--- Begin Data excerpts ---
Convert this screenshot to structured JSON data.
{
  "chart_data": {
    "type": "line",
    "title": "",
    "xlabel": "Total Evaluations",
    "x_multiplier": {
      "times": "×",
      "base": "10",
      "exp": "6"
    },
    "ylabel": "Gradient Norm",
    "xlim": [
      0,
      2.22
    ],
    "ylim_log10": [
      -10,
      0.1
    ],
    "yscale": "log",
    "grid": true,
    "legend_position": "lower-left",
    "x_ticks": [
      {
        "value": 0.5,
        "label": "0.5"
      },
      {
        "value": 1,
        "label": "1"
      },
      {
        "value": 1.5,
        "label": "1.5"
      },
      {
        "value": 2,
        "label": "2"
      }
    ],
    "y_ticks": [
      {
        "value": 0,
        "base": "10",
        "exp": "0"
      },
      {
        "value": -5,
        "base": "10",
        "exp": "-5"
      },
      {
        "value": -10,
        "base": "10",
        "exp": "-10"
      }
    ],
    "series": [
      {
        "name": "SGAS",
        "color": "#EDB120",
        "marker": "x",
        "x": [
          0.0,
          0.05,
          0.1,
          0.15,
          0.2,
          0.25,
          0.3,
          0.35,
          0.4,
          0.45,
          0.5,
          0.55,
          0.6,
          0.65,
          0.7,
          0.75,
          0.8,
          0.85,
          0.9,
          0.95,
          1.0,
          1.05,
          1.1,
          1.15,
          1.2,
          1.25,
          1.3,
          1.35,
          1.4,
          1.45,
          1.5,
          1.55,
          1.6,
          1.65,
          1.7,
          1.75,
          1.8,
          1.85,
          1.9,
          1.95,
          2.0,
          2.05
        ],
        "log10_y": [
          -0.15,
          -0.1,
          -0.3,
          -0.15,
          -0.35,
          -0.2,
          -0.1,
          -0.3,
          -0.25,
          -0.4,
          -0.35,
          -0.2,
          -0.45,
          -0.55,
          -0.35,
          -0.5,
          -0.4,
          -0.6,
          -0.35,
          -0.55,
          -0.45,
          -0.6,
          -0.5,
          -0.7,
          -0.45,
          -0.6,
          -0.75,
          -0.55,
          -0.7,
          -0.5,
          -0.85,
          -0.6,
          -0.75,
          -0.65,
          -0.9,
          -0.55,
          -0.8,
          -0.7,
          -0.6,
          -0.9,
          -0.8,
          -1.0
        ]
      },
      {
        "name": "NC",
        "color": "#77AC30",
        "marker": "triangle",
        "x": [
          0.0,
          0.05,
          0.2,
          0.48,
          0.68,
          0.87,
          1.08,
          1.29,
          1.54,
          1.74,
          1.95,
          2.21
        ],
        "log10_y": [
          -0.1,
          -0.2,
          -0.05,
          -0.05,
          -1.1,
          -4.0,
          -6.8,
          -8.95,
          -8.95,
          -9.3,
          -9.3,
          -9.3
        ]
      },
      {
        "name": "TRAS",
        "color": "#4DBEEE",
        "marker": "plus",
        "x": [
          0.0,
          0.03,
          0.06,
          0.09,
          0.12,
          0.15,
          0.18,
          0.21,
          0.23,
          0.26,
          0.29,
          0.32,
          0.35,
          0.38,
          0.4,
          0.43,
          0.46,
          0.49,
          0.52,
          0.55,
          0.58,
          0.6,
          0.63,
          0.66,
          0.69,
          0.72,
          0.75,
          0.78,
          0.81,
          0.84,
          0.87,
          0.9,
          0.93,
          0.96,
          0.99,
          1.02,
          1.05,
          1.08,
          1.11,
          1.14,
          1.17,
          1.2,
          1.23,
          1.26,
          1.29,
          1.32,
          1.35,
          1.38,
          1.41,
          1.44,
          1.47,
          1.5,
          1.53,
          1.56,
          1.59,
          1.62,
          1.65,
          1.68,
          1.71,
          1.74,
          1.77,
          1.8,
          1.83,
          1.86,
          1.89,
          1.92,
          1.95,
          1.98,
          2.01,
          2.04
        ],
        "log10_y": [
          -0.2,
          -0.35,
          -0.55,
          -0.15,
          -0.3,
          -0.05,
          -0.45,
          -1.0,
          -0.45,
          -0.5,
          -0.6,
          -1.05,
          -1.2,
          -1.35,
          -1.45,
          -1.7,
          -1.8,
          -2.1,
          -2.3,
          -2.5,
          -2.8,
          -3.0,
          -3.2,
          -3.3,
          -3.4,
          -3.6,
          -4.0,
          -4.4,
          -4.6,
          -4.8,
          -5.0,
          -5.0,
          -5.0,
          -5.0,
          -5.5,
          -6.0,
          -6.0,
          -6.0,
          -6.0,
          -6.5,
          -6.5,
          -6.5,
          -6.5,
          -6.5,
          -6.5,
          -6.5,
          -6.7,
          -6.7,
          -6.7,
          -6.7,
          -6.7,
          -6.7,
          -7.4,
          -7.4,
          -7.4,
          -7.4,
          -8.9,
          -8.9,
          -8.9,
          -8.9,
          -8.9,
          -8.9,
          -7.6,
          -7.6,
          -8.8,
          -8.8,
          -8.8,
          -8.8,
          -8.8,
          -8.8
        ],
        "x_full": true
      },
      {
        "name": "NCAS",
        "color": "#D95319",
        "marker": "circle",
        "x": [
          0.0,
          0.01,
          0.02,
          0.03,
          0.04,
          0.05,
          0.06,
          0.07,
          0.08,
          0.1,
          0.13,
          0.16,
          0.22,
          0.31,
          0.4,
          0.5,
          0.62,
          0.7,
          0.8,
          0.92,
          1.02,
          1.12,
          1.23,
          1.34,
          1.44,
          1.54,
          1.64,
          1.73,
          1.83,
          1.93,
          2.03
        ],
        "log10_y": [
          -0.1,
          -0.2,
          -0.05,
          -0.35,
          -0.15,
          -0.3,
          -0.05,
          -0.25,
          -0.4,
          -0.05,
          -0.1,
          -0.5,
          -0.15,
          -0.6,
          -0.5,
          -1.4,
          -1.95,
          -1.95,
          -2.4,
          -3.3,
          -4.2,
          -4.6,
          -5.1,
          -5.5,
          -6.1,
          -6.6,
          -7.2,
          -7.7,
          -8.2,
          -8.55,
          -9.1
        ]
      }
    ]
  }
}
--- End Data excerpts ---
● **What the task asks**: Using the listing above, gather each line that holds the string "name" and copy it.

● **Written solution**:
        "name": "SGAS",
        "name": "NC",
        "name": "TRAS",
        "name": "NCAS",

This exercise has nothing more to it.